-- begin INFORMATION SHOWN --

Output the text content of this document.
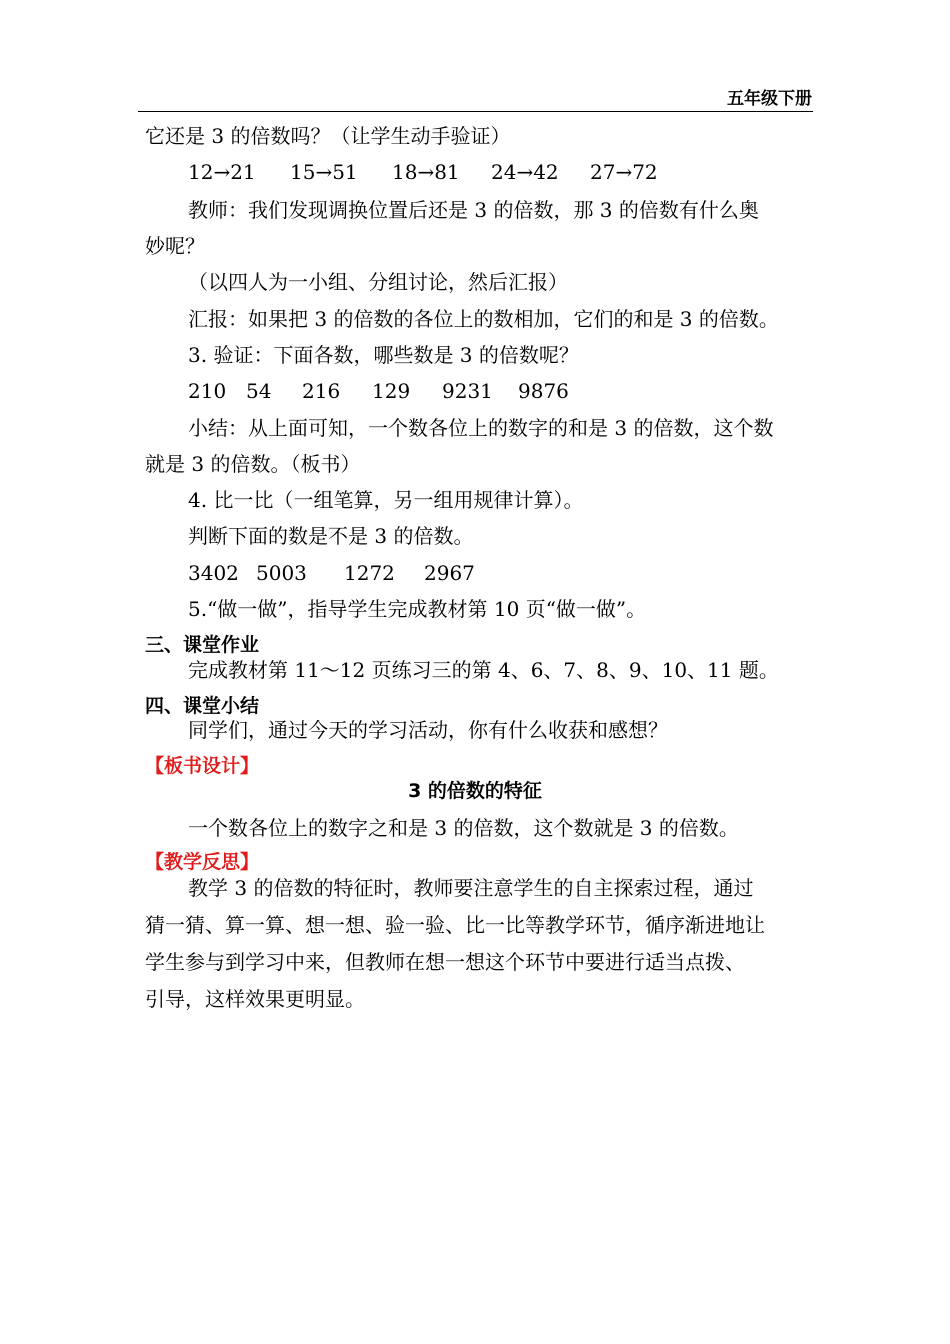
五年级下册
它还是 3 的倍数吗？（让学生动手验证）
12→21 15→51 18→81 24→42 27→72
教师：我们发现调换位置后还是 3 的倍数，那 3 的倍数有什么奥
妙呢？
（以四人为一小组、分组讨论，然后汇报）
汇报：如果把 3 的倍数的各位上的数相加，它们的和是 3 的倍数。
3. 验证：下面各数，哪些数是 3 的倍数呢？
210 54 216 129 9231 9876
小结：从上面可知，一个数各位上的数字的和是 3 的倍数，这个数
就是 3 的倍数。（板书）
4. 比一比（一组笔算，另一组用规律计算）。
判断下面的数是不是 3 的倍数。
3402 5003 1272 2967
5.“做一做”，指导学生完成教材第 10 页“做一做”。
三、课堂作业
完成教材第 11～12 页练习三的第 4、6、7、8、9、10、11 题。
四、课堂小结
同学们，通过今天的学习活动，你有什么收获和感想？
【板书设计】
3 的倍数的特征
一个数各位上的数字之和是 3 的倍数，这个数就是 3 的倍数。
【教学反思】
教学 3 的倍数的特征时，教师要注意学生的自主探索过程，通过
猜一猜、算一算、想一想、验一验、比一比等教学环节，循序渐进地让
学生参与到学习中来，但教师在想一想这个环节中要进行适当点拨、
引导，这样效果更明显。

-- end INFORMATION SHOWN --

INSTRUCTION: Print out the material word for word, omitting the pictures.

SOLUTION FOR THIS EXERCISE:
Output the text content of this document.
五年级下册
它还是 3 的倍数吗？（让学生动手验证）
12→21 15→51 18→81 24→42 27→72
教师：我们发现调换位置后还是 3 的倍数，那 3 的倍数有什么奥
妙呢？
（以四人为一小组、分组讨论，然后汇报）
汇报：如果把 3 的倍数的各位上的数相加，它们的和是 3 的倍数。
3. 验证：下面各数，哪些数是 3 的倍数呢？
210 54 216 129 9231 9876
小结：从上面可知，一个数各位上的数字的和是 3 的倍数，这个数
就是 3 的倍数。（板书）
4. 比一比（一组笔算，另一组用规律计算）。
判断下面的数是不是 3 的倍数。
3402 5003 1272 2967
5.“做一做”，指导学生完成教材第 10 页“做一做”。
三、课堂作业
完成教材第 11～12 页练习三的第 4、6、7、8、9、10、11 题。
四、课堂小结
同学们，通过今天的学习活动，你有什么收获和感想？
【板书设计】
3 的倍数的特征
一个数各位上的数字之和是 3 的倍数，这个数就是 3 的倍数。
【教学反思】
教学 3 的倍数的特征时，教师要注意学生的自主探索过程，通过
猜一猜、算一算、想一想、验一验、比一比等教学环节，循序渐进地让
学生参与到学习中来，但教师在想一想这个环节中要进行适当点拨、
引导，这样效果更明显。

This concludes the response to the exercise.